• DOCUMENT SECTION:
Pasticcio Macaroni

Pasticicio Macaroni

Lately I have discovered the joys of macaroni, a variety of pasta I have always held in deep suspicion, something to do with my school days and the fact that I am not that fond of cheesy white sauce.

The great thing about this dish is that the cheesy sauce sort of disappears into the pasta, keeping it lovely and soft and full of flavour and you don’t have mouthfuls of wet slop to contend with when you eat it which is probably what put me off at school all those years ago.

Again it is another dish that you probably all know but I have never made it at home before so just in case you need a delicious comfort food that can feed loads of people and that can be easily reheated, I suggest you pop over to Jane @ Tea With Hazel where the recipe for Pasticcio Macaroni lives and have a go at making it. I followed it pretty much word for word, very easy to follow recipe, thank you Jane!

We love the cinnamon and allspice with lamb, which makes a change from the everyday rosemary, mint and lemon that we tend to pair with this meat. The top becomes light and bouncy and a little bit crunchy when you reheat it, so you get a good variety of texture. We were eating it all last week with a variety of steamed vegetables or salads and were perfectly happy. You can cut it into squares and just warm it up whenever it suits you.

I reduced the amount of meat from the original recipe to 400g because I didn’t have the right amount in the freezer, and used a mixture of feta, cheddar, ricotta and parmesan (all bits and pieces lurking in the cheese box in the fridge)  in the topping, but like all these sorts of dishes they adapt easily to what you have available.

Greek oregano in between the peony shoots

Greek oregano in between the peony shoots

We have greek oregano growing in the garden, I bought a little plant years ago and now it seeds itself all over the garden and makes itself at home;  it has a definite affinity with pebbles and stones.

I rarely make baked pasta dishes but this one has just shot to the top of my go-to list.

Do you have a favourite baked pasta dish?

• WHAT TO WORK ON: Continue the blog post about pasticcio macaroni from where it stops. None of the lines that follow are needed.

• RECORDS PROVIDED:
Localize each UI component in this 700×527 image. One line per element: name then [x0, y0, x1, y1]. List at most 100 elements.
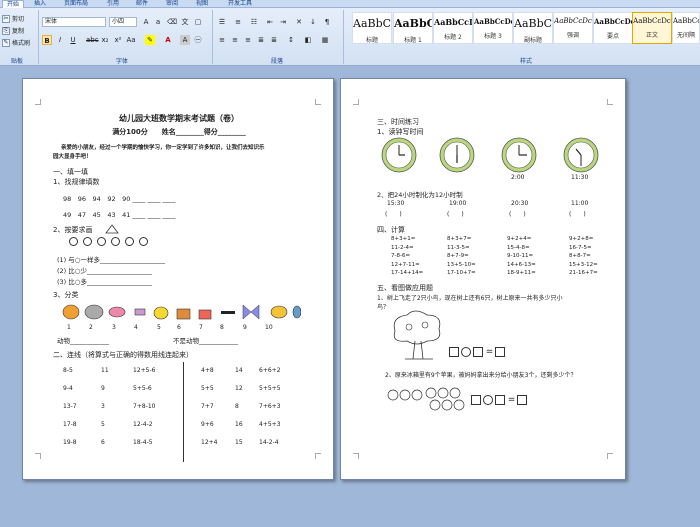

--

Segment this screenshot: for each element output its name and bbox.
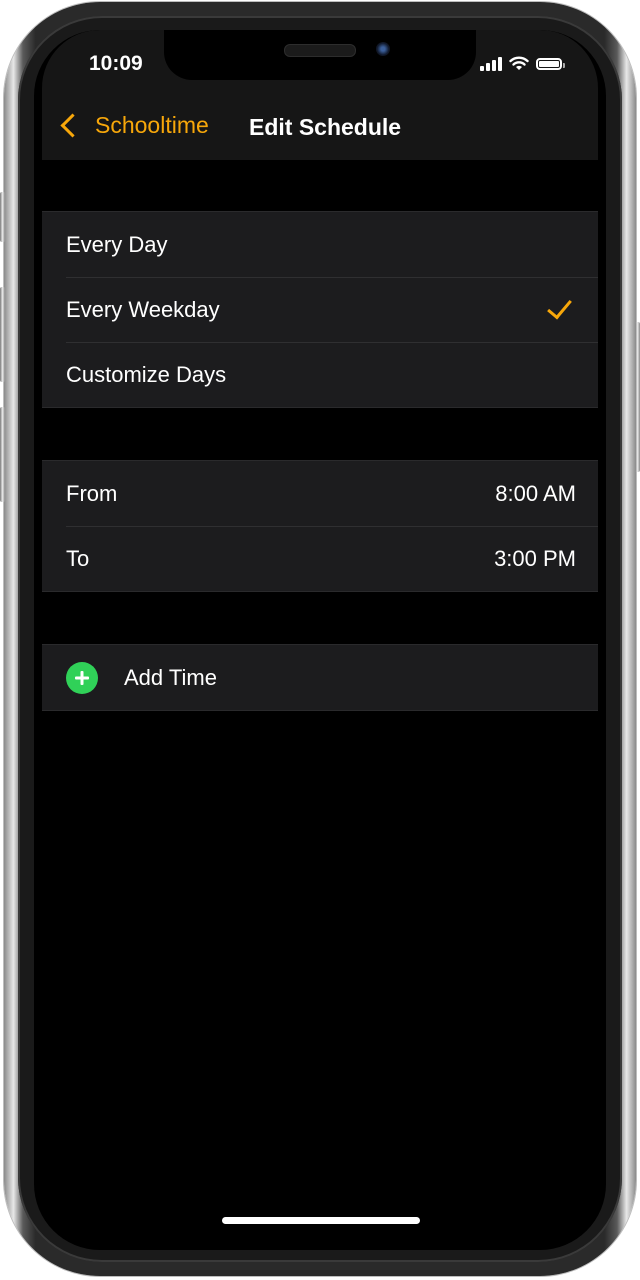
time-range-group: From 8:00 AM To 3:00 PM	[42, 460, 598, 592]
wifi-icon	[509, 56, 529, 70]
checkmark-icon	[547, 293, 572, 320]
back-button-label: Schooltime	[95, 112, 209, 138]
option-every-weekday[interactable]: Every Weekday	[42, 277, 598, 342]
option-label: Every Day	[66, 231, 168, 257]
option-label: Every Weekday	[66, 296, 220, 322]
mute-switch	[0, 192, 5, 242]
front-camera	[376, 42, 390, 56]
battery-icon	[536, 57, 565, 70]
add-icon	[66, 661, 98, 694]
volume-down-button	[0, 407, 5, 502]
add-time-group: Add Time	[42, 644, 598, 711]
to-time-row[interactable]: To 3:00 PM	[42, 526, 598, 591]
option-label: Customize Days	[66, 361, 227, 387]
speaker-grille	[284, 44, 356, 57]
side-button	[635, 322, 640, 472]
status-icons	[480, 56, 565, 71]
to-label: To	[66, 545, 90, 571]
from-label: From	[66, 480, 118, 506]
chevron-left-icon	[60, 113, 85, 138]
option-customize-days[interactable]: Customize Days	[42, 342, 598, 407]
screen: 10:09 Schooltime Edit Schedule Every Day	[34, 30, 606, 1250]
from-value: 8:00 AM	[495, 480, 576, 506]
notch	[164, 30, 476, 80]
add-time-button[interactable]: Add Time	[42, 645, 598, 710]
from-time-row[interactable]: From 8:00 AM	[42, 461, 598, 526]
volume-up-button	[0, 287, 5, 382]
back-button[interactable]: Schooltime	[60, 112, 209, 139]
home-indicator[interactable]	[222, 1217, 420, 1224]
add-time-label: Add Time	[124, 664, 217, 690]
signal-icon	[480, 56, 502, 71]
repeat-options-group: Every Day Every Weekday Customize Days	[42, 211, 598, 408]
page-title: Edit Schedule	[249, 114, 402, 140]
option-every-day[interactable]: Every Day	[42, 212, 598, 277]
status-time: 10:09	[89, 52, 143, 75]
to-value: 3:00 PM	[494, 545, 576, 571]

• FINAL ANSWER:
35 thoughts on “Pasticcio Macaroni

  1. sallybr

    Always wanted to make this dish, never did… I think my favorite baked pasta dish might be a lasagna made with roasted zucchini in the filling. Most people use eggplant, but I find the zucchini has a sweetness that is hard to beat. But, of course, my beloved’s mac and cheese, that he loads with mushrooms, is a favorite of ours too…

    1. Joanna Post author

      Sounds delicious Sally – I need to work on these dishes as they are very popular if not particularly photogenic :)

      1. sallybr

        I think your photo turned out great! My problem with food is anything brown – brownies, chocolate mousse, cakes, stews, pot roast. I find them impossible to take a good picture …

        1. Joanna Post author

          Celia is good on photographing brown food. Cream, strawberries, bits of leaf – a happy face, I think I once put a small stuffed poodle toy on the plate next to a photo of a chocolate zuchinni cake ;)

  2. Debra Kolkka

    I love this but have not made it before. Thanks for the recipe.
    My peony is a bit further along than yours. I am freeing it from its pot this year and it is going to live at Casa Debbio. I hope it likes the mountains.

    1. Joanna Post author

      Peonies love being in the ground so I hope yours is happy up in the mountains. Ours are really late this year, hoping that my favourite white one has survived and comes out soon. I love them because the slugs leave them alone, it’s just the ants that like crawling around on the buds, but they don’t seem to do any damage, or bring greenfly with them (unlike what they get up to with artichokes and cardoons). I think I should plant more peonies!

  3. Karin Anderson

    My favorite baked pasta dish is pasticcio, too. They serve it in a lot of Greek restaurants in Hamburg, though they spell it pastitsio. A hint of cinnamon as seasoning in pasta sauce is common in the Venetian cuisine, too (my husband’s family is from Venice, Italy), and he seasons his famous sugo with it.

    1. Joanna Post author

      I haven’t seen it much on the menus in Greek restaurants here, but maybe I haven’t looked for it. I have eaten it on holiday though. Karin, I am doomed to spelling grief with my posts recently, I have a feeling we call it pastitsio here too, but I went with the spelling from Jane’s blog. I imagine Venetian cuisine is full of spices dating back to their centuries as a key player in the Spice Trade. I think many of the Italian pastries that I read about all sound very Middle Eastern with their use of orange flower water and other flavourings.

      I would like to eat your husband’s famous sugo!

  4. skybluepinkish

    I am not a fan of dry baked pasta dishes at all but I do like proper macaroni cheese. Like you I hated it at school but my husband introduced me to his version with tomatoes and bacon and i am now a complete convert.

  5. timethief

    I love pasta and your recipe is a comfort food turn-on that I will try. M favorite pasta dish is lasagne. My husband makes the best I’ve eve had. He includes spinach and it’s very tasty.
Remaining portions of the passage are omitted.